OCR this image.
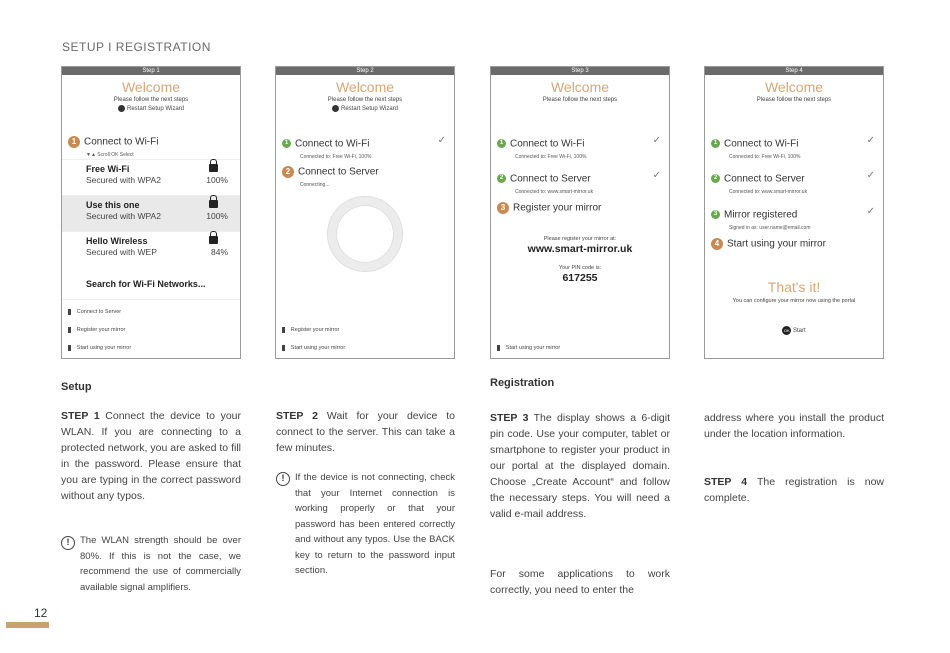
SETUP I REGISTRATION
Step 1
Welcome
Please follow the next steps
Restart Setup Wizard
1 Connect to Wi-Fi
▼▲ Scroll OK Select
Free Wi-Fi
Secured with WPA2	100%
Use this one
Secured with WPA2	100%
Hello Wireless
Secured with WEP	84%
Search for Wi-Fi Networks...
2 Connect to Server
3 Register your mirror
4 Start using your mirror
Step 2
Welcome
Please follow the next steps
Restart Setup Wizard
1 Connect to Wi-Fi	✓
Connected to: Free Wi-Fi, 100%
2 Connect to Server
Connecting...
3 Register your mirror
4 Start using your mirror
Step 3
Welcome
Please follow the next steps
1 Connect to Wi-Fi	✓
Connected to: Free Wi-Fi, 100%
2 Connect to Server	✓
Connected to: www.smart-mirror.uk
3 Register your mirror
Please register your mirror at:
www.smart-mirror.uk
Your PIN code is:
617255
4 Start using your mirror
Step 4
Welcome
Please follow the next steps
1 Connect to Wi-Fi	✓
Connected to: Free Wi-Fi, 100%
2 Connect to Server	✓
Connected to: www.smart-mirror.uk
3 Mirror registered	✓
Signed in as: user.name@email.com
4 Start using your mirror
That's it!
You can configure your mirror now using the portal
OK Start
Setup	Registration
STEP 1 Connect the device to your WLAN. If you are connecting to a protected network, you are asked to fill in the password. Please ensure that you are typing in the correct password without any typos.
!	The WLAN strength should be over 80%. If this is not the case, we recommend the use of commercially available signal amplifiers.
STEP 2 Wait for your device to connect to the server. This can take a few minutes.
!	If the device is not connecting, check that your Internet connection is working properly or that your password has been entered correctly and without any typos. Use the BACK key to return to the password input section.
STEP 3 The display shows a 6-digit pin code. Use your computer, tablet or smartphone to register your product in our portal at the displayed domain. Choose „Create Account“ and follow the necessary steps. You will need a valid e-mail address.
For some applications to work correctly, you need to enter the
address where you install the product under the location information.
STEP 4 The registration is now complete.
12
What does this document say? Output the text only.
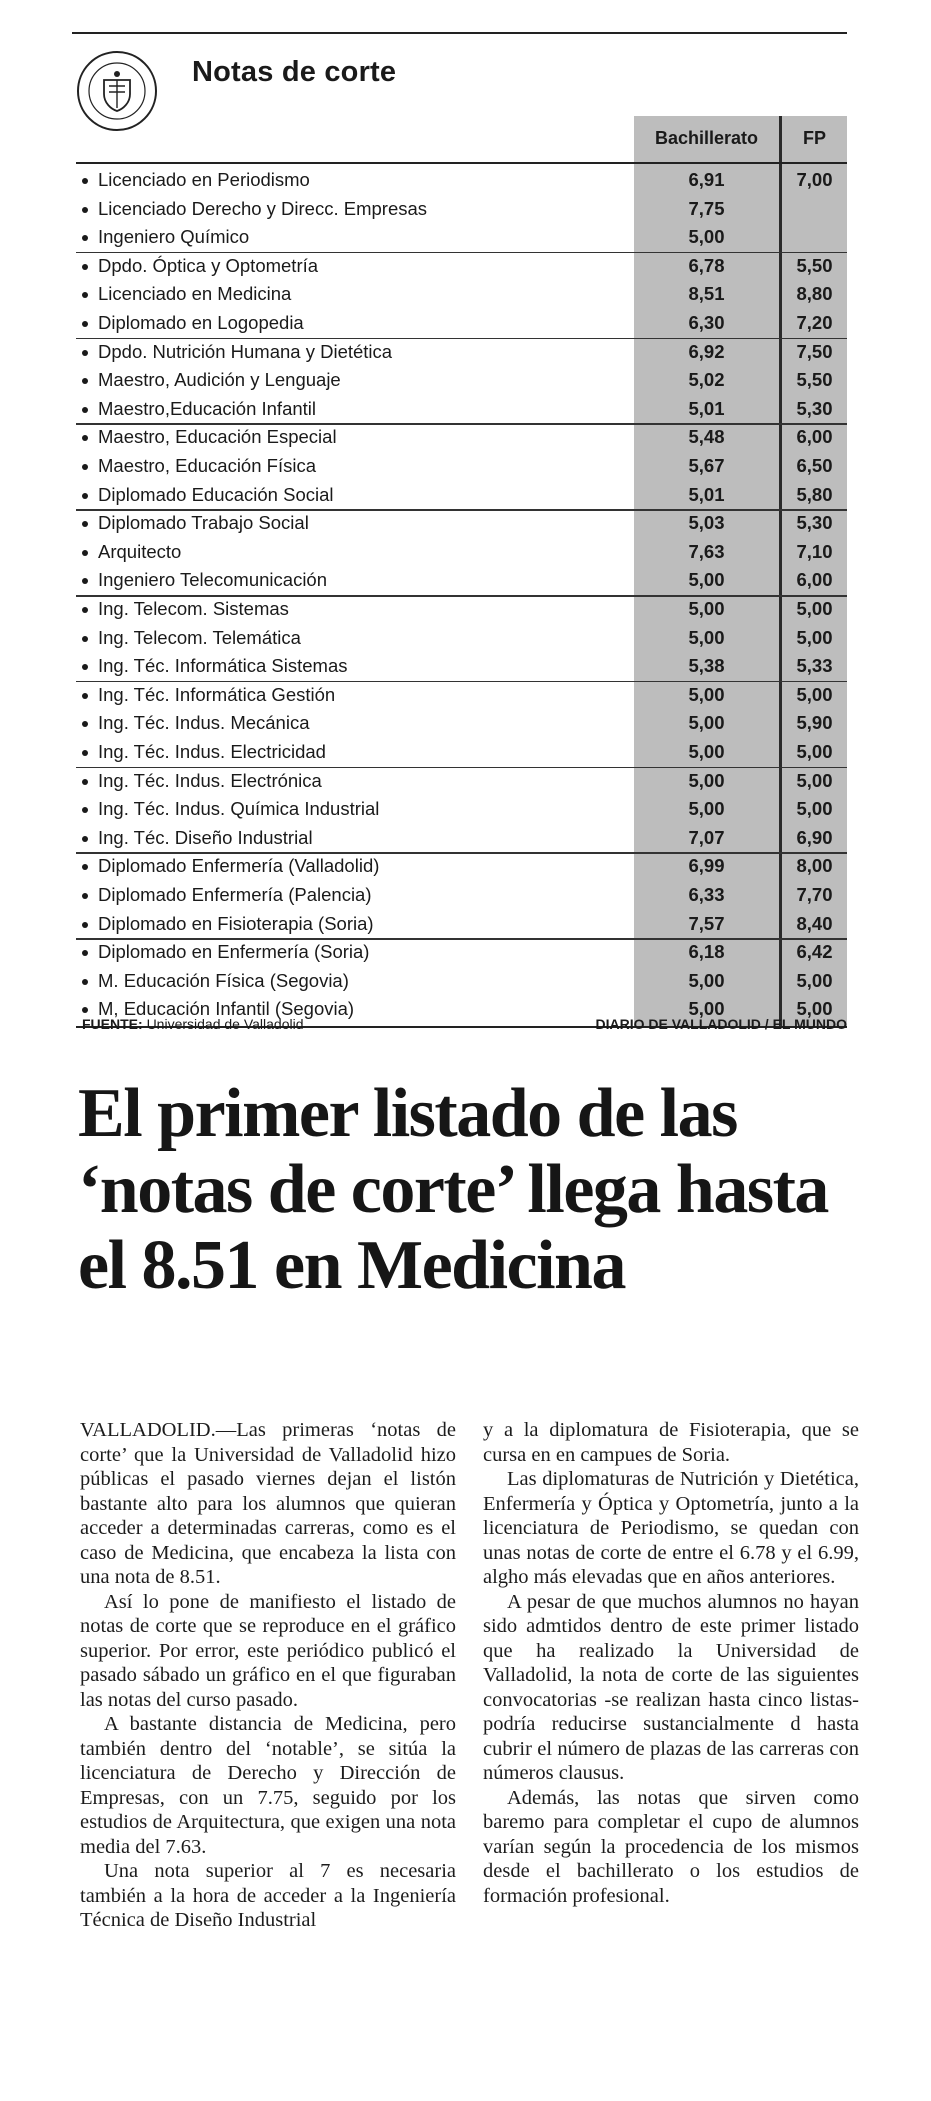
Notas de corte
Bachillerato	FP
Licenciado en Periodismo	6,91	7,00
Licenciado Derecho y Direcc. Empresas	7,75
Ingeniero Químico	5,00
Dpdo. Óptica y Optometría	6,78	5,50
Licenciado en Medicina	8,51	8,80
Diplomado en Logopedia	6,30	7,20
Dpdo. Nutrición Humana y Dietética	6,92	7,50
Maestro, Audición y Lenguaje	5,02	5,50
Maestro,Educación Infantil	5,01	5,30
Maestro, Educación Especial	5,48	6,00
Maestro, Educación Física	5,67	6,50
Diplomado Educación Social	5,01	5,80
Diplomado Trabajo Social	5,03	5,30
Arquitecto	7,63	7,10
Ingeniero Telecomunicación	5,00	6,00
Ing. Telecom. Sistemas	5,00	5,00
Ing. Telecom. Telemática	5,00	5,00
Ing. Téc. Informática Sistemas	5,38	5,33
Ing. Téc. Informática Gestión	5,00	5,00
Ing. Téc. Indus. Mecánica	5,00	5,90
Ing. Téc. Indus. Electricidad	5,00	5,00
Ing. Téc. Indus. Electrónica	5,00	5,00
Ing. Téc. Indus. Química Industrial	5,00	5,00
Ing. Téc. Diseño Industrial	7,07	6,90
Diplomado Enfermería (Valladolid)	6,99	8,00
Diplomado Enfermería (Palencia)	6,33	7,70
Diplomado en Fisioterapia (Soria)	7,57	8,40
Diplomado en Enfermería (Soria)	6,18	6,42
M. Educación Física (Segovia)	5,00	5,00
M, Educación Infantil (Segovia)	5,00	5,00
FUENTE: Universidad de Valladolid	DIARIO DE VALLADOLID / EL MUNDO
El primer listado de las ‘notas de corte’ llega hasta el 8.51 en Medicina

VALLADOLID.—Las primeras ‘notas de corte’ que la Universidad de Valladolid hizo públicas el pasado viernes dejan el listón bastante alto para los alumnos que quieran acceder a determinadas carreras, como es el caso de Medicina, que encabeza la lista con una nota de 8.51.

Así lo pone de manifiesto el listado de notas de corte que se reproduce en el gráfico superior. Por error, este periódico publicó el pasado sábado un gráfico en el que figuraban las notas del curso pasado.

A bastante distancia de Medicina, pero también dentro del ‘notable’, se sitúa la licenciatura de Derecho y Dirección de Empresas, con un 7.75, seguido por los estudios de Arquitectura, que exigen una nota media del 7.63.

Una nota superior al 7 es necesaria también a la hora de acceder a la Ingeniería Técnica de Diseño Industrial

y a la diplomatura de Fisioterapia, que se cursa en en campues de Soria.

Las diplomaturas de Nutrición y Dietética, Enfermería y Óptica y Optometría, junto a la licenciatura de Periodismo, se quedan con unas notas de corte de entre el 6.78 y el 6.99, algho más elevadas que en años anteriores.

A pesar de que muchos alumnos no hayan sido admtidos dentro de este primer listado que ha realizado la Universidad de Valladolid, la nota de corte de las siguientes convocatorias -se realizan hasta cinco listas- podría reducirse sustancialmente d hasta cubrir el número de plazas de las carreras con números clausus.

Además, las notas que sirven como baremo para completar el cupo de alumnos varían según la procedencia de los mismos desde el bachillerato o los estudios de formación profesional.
· · · · ·
_PROBLEM DETAILS:_ Write out the listing above again, exactly, but with no pictures in the copy.

_RESPONSE BELOW:_
OCR this image.
SETUP I REGISTRATION
Step 1
Welcome
Please follow the next steps
Restart Setup Wizard
1 Connect to Wi-Fi
▼▲ Scroll OK Select
Free Wi-Fi
Secured with WPA2	100%
Use this one
Secured with WPA2	100%
Hello Wireless
Secured with WEP	84%
Search for Wi-Fi Networks...
2 Connect to Server
3 Register your mirror
4 Start using your mirror
Step 2
Welcome
Please follow the next steps
Restart Setup Wizard
1 Connect to Wi-Fi	✓
Connected to: Free Wi-Fi, 100%
2 Connect to Server
Connecting...
3 Register your mirror
4 Start using your mirror
Step 3
Welcome
Please follow the next steps
1 Connect to Wi-Fi	✓
Connected to: Free Wi-Fi, 100%
2 Connect to Server	✓
Connected to: www.smart-mirror.uk
3 Register your mirror
Please register your mirror at:
www.smart-mirror.uk
Your PIN code is:
617255
4 Start using your mirror
Step 4
Welcome
Please follow the next steps
1 Connect to Wi-Fi	✓
Connected to: Free Wi-Fi, 100%
2 Connect to Server	✓
Connected to: www.smart-mirror.uk
3 Mirror registered	✓
Signed in as: user.name@email.com
4 Start using your mirror
That's it!
You can configure your mirror now using the portal
OK Start
Setup	Registration
STEP 1 Connect the device to your WLAN. If you are connecting to a protected network, you are asked to fill in the password. Please ensure that you are typing in the correct password without any typos.
!	The WLAN strength should be over 80%. If this is not the case, we recommend the use of commercially available signal amplifiers.
STEP 2 Wait for your device to connect to the server. This can take a few minutes.
!	If the device is not connecting, check that your Internet connection is working properly or that your password has been entered correctly and without any typos. Use the BACK key to return to the password input section.
STEP 3 The display shows a 6-digit pin code. Use your computer, tablet or smartphone to register your product in our portal at the displayed domain. Choose „Create Account“ and follow the necessary steps. You will need a valid e-mail address.
For some applications to work correctly, you need to enter the
address where you install the product under the location information.
STEP 4 The registration is now complete.
12
What does this document say? Output the text only.
Notas de corte
Bachillerato	FP
Licenciado en Periodismo	6,91	7,00
Licenciado Derecho y Direcc. Empresas	7,75
Ingeniero Químico	5,00
Dpdo. Óptica y Optometría	6,78	5,50
Licenciado en Medicina	8,51	8,80
Diplomado en Logopedia	6,30	7,20
Dpdo. Nutrición Humana y Dietética	6,92	7,50
Maestro, Audición y Lenguaje	5,02	5,50
Maestro,Educación Infantil	5,01	5,30
Maestro, Educación Especial	5,48	6,00
Maestro, Educación Física	5,67	6,50
Diplomado Educación Social	5,01	5,80
Diplomado Trabajo Social	5,03	5,30
Arquitecto	7,63	7,10
Ingeniero Telecomunicación	5,00	6,00
Ing. Telecom. Sistemas	5,00	5,00
Ing. Telecom. Telemática	5,00	5,00
Ing. Téc. Informática Sistemas	5,38	5,33
Ing. Téc. Informática Gestión	5,00	5,00
Ing. Téc. Indus. Mecánica	5,00	5,90
Ing. Téc. Indus. Electricidad	5,00	5,00
Ing. Téc. Indus. Electrónica	5,00	5,00
Ing. Téc. Indus. Química Industrial	5,00	5,00
Ing. Téc. Diseño Industrial	7,07	6,90
Diplomado Enfermería (Valladolid)	6,99	8,00
Diplomado Enfermería (Palencia)	6,33	7,70
Diplomado en Fisioterapia (Soria)	7,57	8,40
Diplomado en Enfermería (Soria)	6,18	6,42
M. Educación Física (Segovia)	5,00	5,00
M, Educación Infantil (Segovia)	5,00	5,00
FUENTE: Universidad de Valladolid	DIARIO DE VALLADOLID / EL MUNDO
El primer listado de las ‘notas de corte’ llega hasta el 8.51 en Medicina

VALLADOLID.—Las primeras ‘notas de corte’ que la Universidad de Valladolid hizo públicas el pasado viernes dejan el listón bastante alto para los alumnos que quieran acceder a determinadas carreras, como es el caso de Medicina, que encabeza la lista con una nota de 8.51.

Así lo pone de manifiesto el listado de notas de corte que se reproduce en el gráfico superior. Por error, este periódico publicó el pasado sábado un gráfico en el que figuraban las notas del curso pasado.

A bastante distancia de Medicina, pero también dentro del ‘notable’, se sitúa la licenciatura de Derecho y Dirección de Empresas, con un 7.75, seguido por los estudios de Arquitectura, que exigen una nota media del 7.63.

Una nota superior al 7 es necesaria también a la hora de acceder a la Ingeniería Técnica de Diseño Industrial

y a la diplomatura de Fisioterapia, que se cursa en en campues de Soria.

Las diplomaturas de Nutrición y Dietética, Enfermería y Óptica y Optometría, junto a la licenciatura de Periodismo, se quedan con unas notas de corte de entre el 6.78 y el 6.99, algho más elevadas que en años anteriores.

A pesar de que muchos alumnos no hayan sido admtidos dentro de este primer listado que ha realizado la Universidad de Valladolid, la nota de corte de las siguientes convocatorias -se realizan hasta cinco listas- podría reducirse sustancialmente d hasta cubrir el número de plazas de las carreras con números clausus.

Además, las notas que sirven como baremo para completar el cupo de alumnos varían según la procedencia de los mismos desde el bachillerato o los estudios de formación profesional.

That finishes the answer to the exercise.